- [PROBLEM TO SOLVE]: All entries must be repeated exactly; do not include the pictures.

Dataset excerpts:
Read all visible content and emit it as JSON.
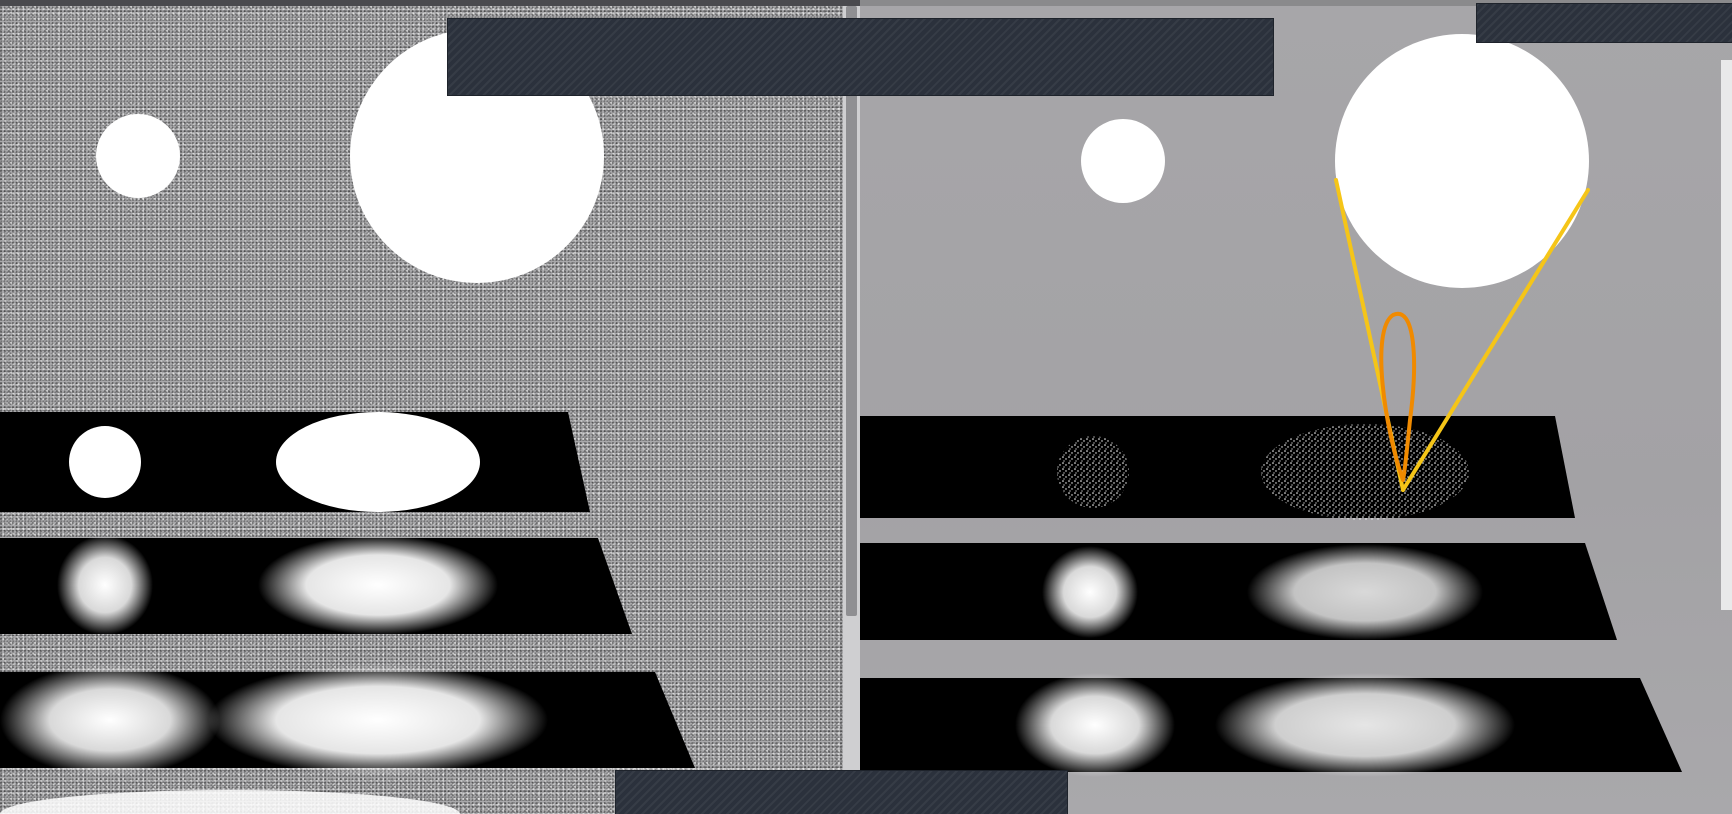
{
  "screen": {
    "description_panels": [
      "left-noisy-render",
      "right-denoised-render"
    ]
  },
  "colors": {
    "background_gray": "#a8a8aa",
    "strip_black": "#000000",
    "sphere_white": "#ffffff",
    "annotation_yellow": "#f5c518",
    "annotation_orange": "#f08a00",
    "redaction": "#2b313c"
  },
  "annotations": {
    "cone_lines": "yellow-lines",
    "lobe_shape": "orange-lobe"
  }
}
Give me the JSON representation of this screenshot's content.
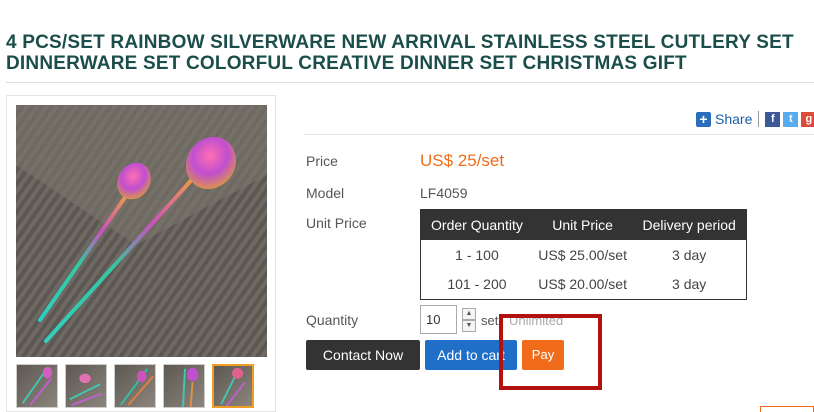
{
  "product": {
    "title": "4 PCS/SET RAINBOW SILVERWARE NEW ARRIVAL STAINLESS STEEL CUTLERY SET DINNERWARE SET COLORFUL CREATIVE DINNER SET CHRISTMAS GIFT"
  },
  "share": {
    "label": "Share",
    "networks": [
      "facebook-icon",
      "twitter-icon",
      "google-plus-icon"
    ]
  },
  "details": {
    "price_label": "Price",
    "price_value": "US$ 25/set",
    "model_label": "Model",
    "model_value": "LF4059",
    "unit_price_label": "Unit Price",
    "quantity_label": "Quantity"
  },
  "price_table": {
    "headers": [
      "Order Quantity",
      "Unit Price",
      "Delivery period"
    ],
    "rows": [
      [
        "1 - 100",
        "US$ 25.00/set",
        "3 day"
      ],
      [
        "101 - 200",
        "US$ 20.00/set",
        "3 day"
      ]
    ]
  },
  "quantity": {
    "value": "10",
    "unit": "set",
    "stock": "Unlimited"
  },
  "actions": {
    "contact_label": "Contact Now",
    "cart_label": "Add to cart",
    "pay_label": "Pay"
  },
  "colors": {
    "accent": "#f06c1a",
    "primary_blue": "#1f6fc9",
    "title_color": "#1b4e4a",
    "highlight": "#b31010"
  }
}
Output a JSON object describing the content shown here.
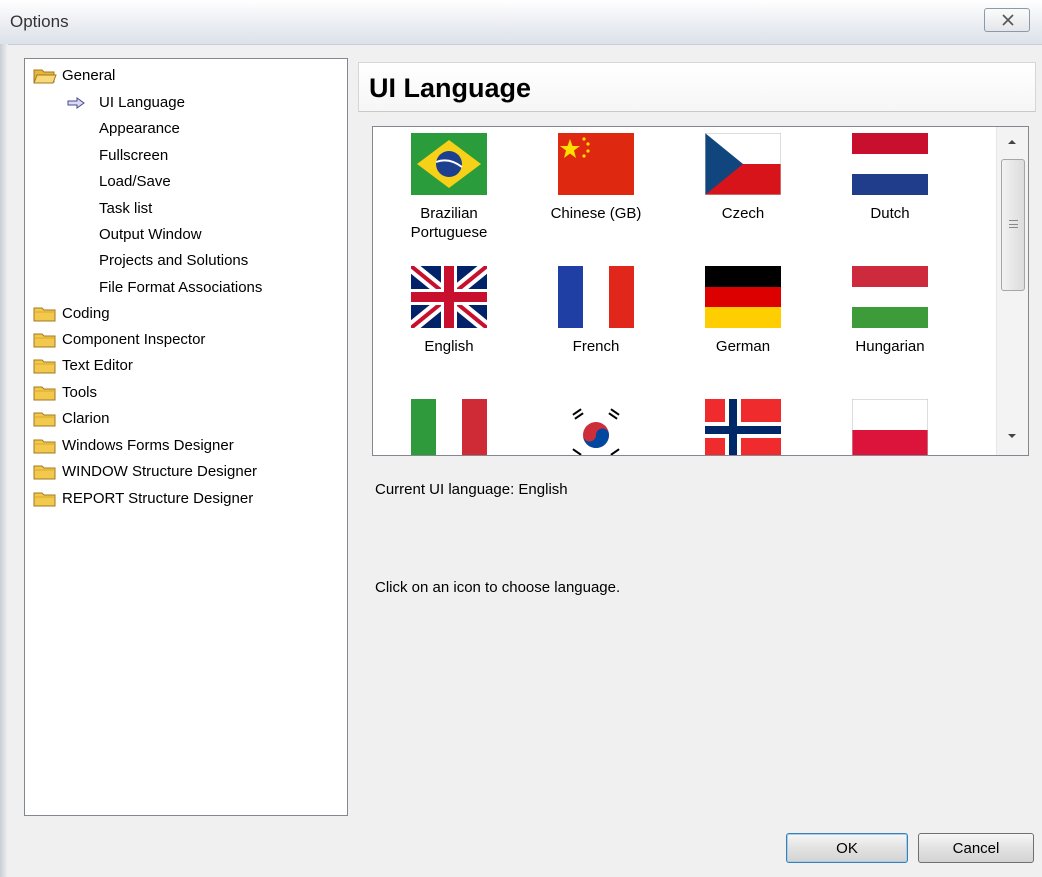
{
  "window": {
    "title": "Options"
  },
  "tree": {
    "items": [
      {
        "label": "General",
        "icon": "folder-open-icon"
      },
      {
        "label": "UI Language",
        "icon": "arrow-right-icon"
      },
      {
        "label": "Appearance"
      },
      {
        "label": "Fullscreen"
      },
      {
        "label": "Load/Save"
      },
      {
        "label": "Task list"
      },
      {
        "label": "Output Window"
      },
      {
        "label": "Projects and Solutions"
      },
      {
        "label": "File Format Associations"
      },
      {
        "label": "Coding",
        "icon": "folder-icon"
      },
      {
        "label": "Component Inspector",
        "icon": "folder-icon"
      },
      {
        "label": "Text Editor",
        "icon": "folder-icon"
      },
      {
        "label": "Tools",
        "icon": "folder-icon"
      },
      {
        "label": "Clarion",
        "icon": "folder-icon"
      },
      {
        "label": "Windows Forms Designer",
        "icon": "folder-icon"
      },
      {
        "label": "WINDOW Structure Designer",
        "icon": "folder-icon"
      },
      {
        "label": "REPORT Structure Designer",
        "icon": "folder-icon"
      }
    ],
    "selected": "UI Language"
  },
  "panel": {
    "title": "UI Language",
    "languages": [
      {
        "name": "Brazilian Portuguese",
        "flag": "brazil-flag-icon"
      },
      {
        "name": "Chinese (GB)",
        "flag": "china-flag-icon"
      },
      {
        "name": "Czech",
        "flag": "czech-flag-icon"
      },
      {
        "name": "Dutch",
        "flag": "netherlands-flag-icon"
      },
      {
        "name": "English",
        "flag": "uk-flag-icon"
      },
      {
        "name": "French",
        "flag": "france-flag-icon"
      },
      {
        "name": "German",
        "flag": "germany-flag-icon"
      },
      {
        "name": "Hungarian",
        "flag": "hungary-flag-icon"
      },
      {
        "name": "",
        "flag": "italy-flag-icon"
      },
      {
        "name": "",
        "flag": "korea-flag-icon"
      },
      {
        "name": "",
        "flag": "norway-flag-icon"
      },
      {
        "name": "",
        "flag": "poland-flag-icon"
      }
    ],
    "current_language": "Current UI language: English",
    "instruction": "Click on an icon to choose language."
  },
  "buttons": {
    "ok": "OK",
    "cancel": "Cancel"
  },
  "colors": {
    "accent": "#3c7fb1",
    "folder": "#f2c94c"
  }
}
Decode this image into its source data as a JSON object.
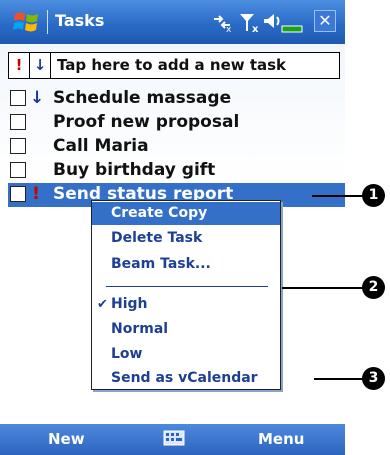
{
  "titlebar": {
    "title": "Tasks",
    "close_label": "✕"
  },
  "entrybar": {
    "priority_symbol": "!",
    "sort_symbol": "↓",
    "placeholder": "Tap here to add a new task"
  },
  "tasks": [
    {
      "priority": "↓",
      "label": "Schedule massage",
      "checked": false
    },
    {
      "priority": "",
      "label": "Proof new proposal",
      "checked": false
    },
    {
      "priority": "",
      "label": "Call Maria",
      "checked": false
    },
    {
      "priority": "",
      "label": "Buy birthday gift",
      "checked": false
    },
    {
      "priority": "!",
      "label": "Send status report",
      "checked": false
    }
  ],
  "context_menu": {
    "items": [
      "Create Copy",
      "Delete Task",
      "Beam Task..."
    ],
    "priority_items": [
      "High",
      "Normal",
      "Low"
    ],
    "checked_priority": "High",
    "send_item": "Send as vCalendar"
  },
  "bottombar": {
    "new_label": "New",
    "menu_label": "Menu"
  },
  "callouts": [
    "1",
    "2",
    "3"
  ],
  "colors": {
    "titlebar": "#2a6bc8",
    "selection": "#3570c8",
    "menu_text": "#1f3f94",
    "priority_high": "#cc0000"
  },
  "icons": [
    "windows-start-icon",
    "network-icon",
    "no-signal-icon",
    "volume-icon",
    "battery-icon",
    "keyboard-icon"
  ]
}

- [TASK SOLUTION]:
Read all visible content and emit it as JSON.
{
  "screen": {
    "description_panels": [
      "left-noisy-render",
      "right-denoised-render"
    ]
  },
  "colors": {
    "background_gray": "#a8a8aa",
    "strip_black": "#000000",
    "sphere_white": "#ffffff",
    "annotation_yellow": "#f5c518",
    "annotation_orange": "#f08a00",
    "redaction": "#2b313c"
  },
  "annotations": {
    "cone_lines": "yellow-lines",
    "lobe_shape": "orange-lobe"
  }
}
Give me the JSON representation of this screenshot's content.
{
  "product": {
    "title": "4 PCS/SET RAINBOW SILVERWARE NEW ARRIVAL STAINLESS STEEL CUTLERY SET DINNERWARE SET COLORFUL CREATIVE DINNER SET CHRISTMAS GIFT"
  },
  "share": {
    "label": "Share",
    "networks": [
      "facebook-icon",
      "twitter-icon",
      "google-plus-icon"
    ]
  },
  "details": {
    "price_label": "Price",
    "price_value": "US$ 25/set",
    "model_label": "Model",
    "model_value": "LF4059",
    "unit_price_label": "Unit Price",
    "quantity_label": "Quantity"
  },
  "price_table": {
    "headers": [
      "Order Quantity",
      "Unit Price",
      "Delivery period"
    ],
    "rows": [
      [
        "1 - 100",
        "US$ 25.00/set",
        "3 day"
      ],
      [
        "101 - 200",
        "US$ 20.00/set",
        "3 day"
      ]
    ]
  },
  "quantity": {
    "value": "10",
    "unit": "set",
    "stock": "Unlimited"
  },
  "actions": {
    "contact_label": "Contact Now",
    "cart_label": "Add to cart",
    "pay_label": "Pay"
  },
  "colors": {
    "accent": "#f06c1a",
    "primary_blue": "#1f6fc9",
    "title_color": "#1b4e4a",
    "highlight": "#b31010"
  }
}
Output a JSON object describing the content shown here.
{
  "window": {
    "title": "Options"
  },
  "tree": {
    "items": [
      {
        "label": "General",
        "icon": "folder-open-icon"
      },
      {
        "label": "UI Language",
        "icon": "arrow-right-icon"
      },
      {
        "label": "Appearance"
      },
      {
        "label": "Fullscreen"
      },
      {
        "label": "Load/Save"
      },
      {
        "label": "Task list"
      },
      {
        "label": "Output Window"
      },
      {
        "label": "Projects and Solutions"
      },
      {
        "label": "File Format Associations"
      },
      {
        "label": "Coding",
        "icon": "folder-icon"
      },
      {
        "label": "Component Inspector",
        "icon": "folder-icon"
      },
      {
        "label": "Text Editor",
        "icon": "folder-icon"
      },
      {
        "label": "Tools",
        "icon": "folder-icon"
      },
      {
        "label": "Clarion",
        "icon": "folder-icon"
      },
      {
        "label": "Windows Forms Designer",
        "icon": "folder-icon"
      },
      {
        "label": "WINDOW Structure Designer",
        "icon": "folder-icon"
      },
      {
        "label": "REPORT Structure Designer",
        "icon": "folder-icon"
      }
    ],
    "selected": "UI Language"
  },
  "panel": {
    "title": "UI Language",
    "languages": [
      {
        "name": "Brazilian Portuguese",
        "flag": "brazil-flag-icon"
      },
      {
        "name": "Chinese (GB)",
        "flag": "china-flag-icon"
      },
      {
        "name": "Czech",
        "flag": "czech-flag-icon"
      },
      {
        "name": "Dutch",
        "flag": "netherlands-flag-icon"
      },
      {
        "name": "English",
        "flag": "uk-flag-icon"
      },
      {
        "name": "French",
        "flag": "france-flag-icon"
      },
      {
        "name": "German",
        "flag": "germany-flag-icon"
      },
      {
        "name": "Hungarian",
        "flag": "hungary-flag-icon"
      },
      {
        "name": "",
        "flag": "italy-flag-icon"
      },
      {
        "name": "",
        "flag": "korea-flag-icon"
      },
      {
        "name": "",
        "flag": "norway-flag-icon"
      },
      {
        "name": "",
        "flag": "poland-flag-icon"
      }
    ],
    "current_language": "Current UI language: English",
    "instruction": "Click on an icon to choose language."
  },
  "buttons": {
    "ok": "OK",
    "cancel": "Cancel"
  },
  "colors": {
    "accent": "#3c7fb1",
    "folder": "#f2c94c"
  }
}
Decode this image into its source data as a JSON object.
{
  "titlebar": {
    "title": "Tasks",
    "close_label": "✕"
  },
  "entrybar": {
    "priority_symbol": "!",
    "sort_symbol": "↓",
    "placeholder": "Tap here to add a new task"
  },
  "tasks": [
    {
      "priority": "↓",
      "label": "Schedule massage",
      "checked": false
    },
    {
      "priority": "",
      "label": "Proof new proposal",
      "checked": false
    },
    {
      "priority": "",
      "label": "Call Maria",
      "checked": false
    },
    {
      "priority": "",
      "label": "Buy birthday gift",
      "checked": false
    },
    {
      "priority": "!",
      "label": "Send status report",
      "checked": false
    }
  ],
  "context_menu": {
    "items": [
      "Create Copy",
      "Delete Task",
      "Beam Task..."
    ],
    "priority_items": [
      "High",
      "Normal",
      "Low"
    ],
    "checked_priority": "High",
    "send_item": "Send as vCalendar"
  },
  "bottombar": {
    "new_label": "New",
    "menu_label": "Menu"
  },
  "callouts": [
    "1",
    "2",
    "3"
  ],
  "colors": {
    "titlebar": "#2a6bc8",
    "selection": "#3570c8",
    "menu_text": "#1f3f94",
    "priority_high": "#cc0000"
  },
  "icons": [
    "windows-start-icon",
    "network-icon",
    "no-signal-icon",
    "volume-icon",
    "battery-icon",
    "keyboard-icon"
  ]
}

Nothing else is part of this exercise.